---- Supplied information
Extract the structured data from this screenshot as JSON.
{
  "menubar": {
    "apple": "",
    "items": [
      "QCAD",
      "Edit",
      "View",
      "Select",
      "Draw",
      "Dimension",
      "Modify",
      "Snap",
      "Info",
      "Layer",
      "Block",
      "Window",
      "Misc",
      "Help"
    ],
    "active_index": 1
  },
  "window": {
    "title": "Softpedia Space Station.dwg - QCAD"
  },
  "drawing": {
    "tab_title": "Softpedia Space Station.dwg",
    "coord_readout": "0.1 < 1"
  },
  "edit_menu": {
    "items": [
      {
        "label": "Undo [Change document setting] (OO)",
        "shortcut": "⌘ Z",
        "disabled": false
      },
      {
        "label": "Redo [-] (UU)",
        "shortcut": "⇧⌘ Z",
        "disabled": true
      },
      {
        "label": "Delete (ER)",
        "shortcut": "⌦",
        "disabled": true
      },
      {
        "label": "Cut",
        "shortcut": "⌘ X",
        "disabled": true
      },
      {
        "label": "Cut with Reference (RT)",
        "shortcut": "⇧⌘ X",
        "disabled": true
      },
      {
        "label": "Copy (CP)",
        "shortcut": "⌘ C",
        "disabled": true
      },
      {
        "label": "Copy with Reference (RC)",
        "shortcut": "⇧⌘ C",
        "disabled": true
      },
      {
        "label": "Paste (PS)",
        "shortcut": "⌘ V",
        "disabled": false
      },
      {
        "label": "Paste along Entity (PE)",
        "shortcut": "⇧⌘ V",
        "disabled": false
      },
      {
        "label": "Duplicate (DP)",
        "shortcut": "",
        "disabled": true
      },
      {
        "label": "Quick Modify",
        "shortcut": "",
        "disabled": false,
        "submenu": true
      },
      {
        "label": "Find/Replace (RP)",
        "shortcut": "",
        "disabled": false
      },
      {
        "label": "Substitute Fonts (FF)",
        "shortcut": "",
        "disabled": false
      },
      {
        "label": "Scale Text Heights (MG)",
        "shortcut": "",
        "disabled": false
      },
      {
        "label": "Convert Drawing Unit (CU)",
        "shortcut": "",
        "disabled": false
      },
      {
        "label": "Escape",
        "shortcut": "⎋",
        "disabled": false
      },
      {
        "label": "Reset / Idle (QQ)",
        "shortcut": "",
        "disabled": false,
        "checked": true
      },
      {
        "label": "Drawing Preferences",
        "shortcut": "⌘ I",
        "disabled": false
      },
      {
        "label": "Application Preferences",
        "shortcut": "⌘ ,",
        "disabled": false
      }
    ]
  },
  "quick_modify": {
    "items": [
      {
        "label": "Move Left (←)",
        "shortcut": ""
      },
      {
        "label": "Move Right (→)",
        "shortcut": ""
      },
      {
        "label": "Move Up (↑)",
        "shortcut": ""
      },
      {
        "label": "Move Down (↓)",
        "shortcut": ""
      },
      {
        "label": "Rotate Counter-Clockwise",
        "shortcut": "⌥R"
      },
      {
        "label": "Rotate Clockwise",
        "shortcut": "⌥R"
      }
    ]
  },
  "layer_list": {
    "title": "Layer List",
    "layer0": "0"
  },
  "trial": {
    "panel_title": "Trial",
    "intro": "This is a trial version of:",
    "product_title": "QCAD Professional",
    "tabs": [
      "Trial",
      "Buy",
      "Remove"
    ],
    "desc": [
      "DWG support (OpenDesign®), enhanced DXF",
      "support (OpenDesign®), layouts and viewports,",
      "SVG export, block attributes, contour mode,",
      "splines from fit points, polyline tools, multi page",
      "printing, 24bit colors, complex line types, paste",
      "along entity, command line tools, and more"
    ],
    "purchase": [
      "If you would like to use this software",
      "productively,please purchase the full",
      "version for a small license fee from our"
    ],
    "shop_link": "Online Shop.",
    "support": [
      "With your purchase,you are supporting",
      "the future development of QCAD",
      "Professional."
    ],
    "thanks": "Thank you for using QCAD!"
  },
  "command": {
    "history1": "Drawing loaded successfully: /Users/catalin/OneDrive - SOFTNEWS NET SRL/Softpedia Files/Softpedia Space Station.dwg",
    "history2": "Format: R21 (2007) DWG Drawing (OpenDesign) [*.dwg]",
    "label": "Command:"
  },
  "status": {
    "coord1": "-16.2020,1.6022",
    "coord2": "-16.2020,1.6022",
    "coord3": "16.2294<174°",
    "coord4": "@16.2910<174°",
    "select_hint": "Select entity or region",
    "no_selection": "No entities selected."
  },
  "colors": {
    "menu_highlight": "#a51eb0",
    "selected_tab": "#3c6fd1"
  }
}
--------
## Requirement
Repeat all the entries exactly as given.

## Task solution
Extract the structured data from this screenshot as JSON.
{
  "menubar": {
    "apple": "",
    "items": [
      "QCAD",
      "Edit",
      "View",
      "Select",
      "Draw",
      "Dimension",
      "Modify",
      "Snap",
      "Info",
      "Layer",
      "Block",
      "Window",
      "Misc",
      "Help"
    ],
    "active_index": 1
  },
  "window": {
    "title": "Softpedia Space Station.dwg - QCAD"
  },
  "drawing": {
    "tab_title": "Softpedia Space Station.dwg",
    "coord_readout": "0.1 < 1"
  },
  "edit_menu": {
    "items": [
      {
        "label": "Undo [Change document setting] (OO)",
        "shortcut": "⌘ Z",
        "disabled": false
      },
      {
        "label": "Redo [-] (UU)",
        "shortcut": "⇧⌘ Z",
        "disabled": true
      },
      {
        "label": "Delete (ER)",
        "shortcut": "⌦",
        "disabled": true
      },
      {
        "label": "Cut",
        "shortcut": "⌘ X",
        "disabled": true
      },
      {
        "label": "Cut with Reference (RT)",
        "shortcut": "⇧⌘ X",
        "disabled": true
      },
      {
        "label": "Copy (CP)",
        "shortcut": "⌘ C",
        "disabled": true
      },
      {
        "label": "Copy with Reference (RC)",
        "shortcut": "⇧⌘ C",
        "disabled": true
      },
      {
        "label": "Paste (PS)",
        "shortcut": "⌘ V",
        "disabled": false
      },
      {
        "label": "Paste along Entity (PE)",
        "shortcut": "⇧⌘ V",
        "disabled": false
      },
      {
        "label": "Duplicate (DP)",
        "shortcut": "",
        "disabled": true
      },
      {
        "label": "Quick Modify",
        "shortcut": "",
        "disabled": false,
        "submenu": true
      },
      {
        "label": "Find/Replace (RP)",
        "shortcut": "",
        "disabled": false
      },
      {
        "label": "Substitute Fonts (FF)",
        "shortcut": "",
        "disabled": false
      },
      {
        "label": "Scale Text Heights (MG)",
        "shortcut": "",
        "disabled": false
      },
      {
        "label": "Convert Drawing Unit (CU)",
        "shortcut": "",
        "disabled": false
      },
      {
        "label": "Escape",
        "shortcut": "⎋",
        "disabled": false
      },
      {
        "label": "Reset / Idle (QQ)",
        "shortcut": "",
        "disabled": false,
        "checked": true
      },
      {
        "label": "Drawing Preferences",
        "shortcut": "⌘ I",
        "disabled": false
      },
      {
        "label": "Application Preferences",
        "shortcut": "⌘ ,",
        "disabled": false
      }
    ]
  },
  "quick_modify": {
    "items": [
      {
        "label": "Move Left (←)",
        "shortcut": ""
      },
      {
        "label": "Move Right (→)",
        "shortcut": ""
      },
      {
        "label": "Move Up (↑)",
        "shortcut": ""
      },
      {
        "label": "Move Down (↓)",
        "shortcut": ""
      },
      {
        "label": "Rotate Counter-Clockwise",
        "shortcut": "⌥R"
      },
      {
        "label": "Rotate Clockwise",
        "shortcut": "⌥R"
      }
    ]
  },
  "layer_list": {
    "title": "Layer List",
    "layer0": "0"
  },
  "trial": {
    "panel_title": "Trial",
    "intro": "This is a trial version of:",
    "product_title": "QCAD Professional",
    "tabs": [
      "Trial",
      "Buy",
      "Remove"
    ],
    "desc": [
      "DWG support (OpenDesign®), enhanced DXF",
      "support (OpenDesign®), layouts and viewports,",
      "SVG export, block attributes, contour mode,",
      "splines from fit points, polyline tools, multi page",
      "printing, 24bit colors, complex line types, paste",
      "along entity, command line tools, and more"
    ],
    "purchase": [
      "If you would like to use this software",
      "productively,please purchase the full",
      "version for a small license fee from our"
    ],
    "shop_link": "Online Shop.",
    "support": [
      "With your purchase,you are supporting",
      "the future development of QCAD",
      "Professional."
    ],
    "thanks": "Thank you for using QCAD!"
  },
  "command": {
    "history1": "Drawing loaded successfully: /Users/catalin/OneDrive - SOFTNEWS NET SRL/Softpedia Files/Softpedia Space Station.dwg",
    "history2": "Format: R21 (2007) DWG Drawing (OpenDesign) [*.dwg]",
    "label": "Command:"
  },
  "status": {
    "coord1": "-16.2020,1.6022",
    "coord2": "-16.2020,1.6022",
    "coord3": "16.2294<174°",
    "coord4": "@16.2910<174°",
    "select_hint": "Select entity or region",
    "no_selection": "No entities selected."
  },
  "colors": {
    "menu_highlight": "#a51eb0",
    "selected_tab": "#3c6fd1"
  }
}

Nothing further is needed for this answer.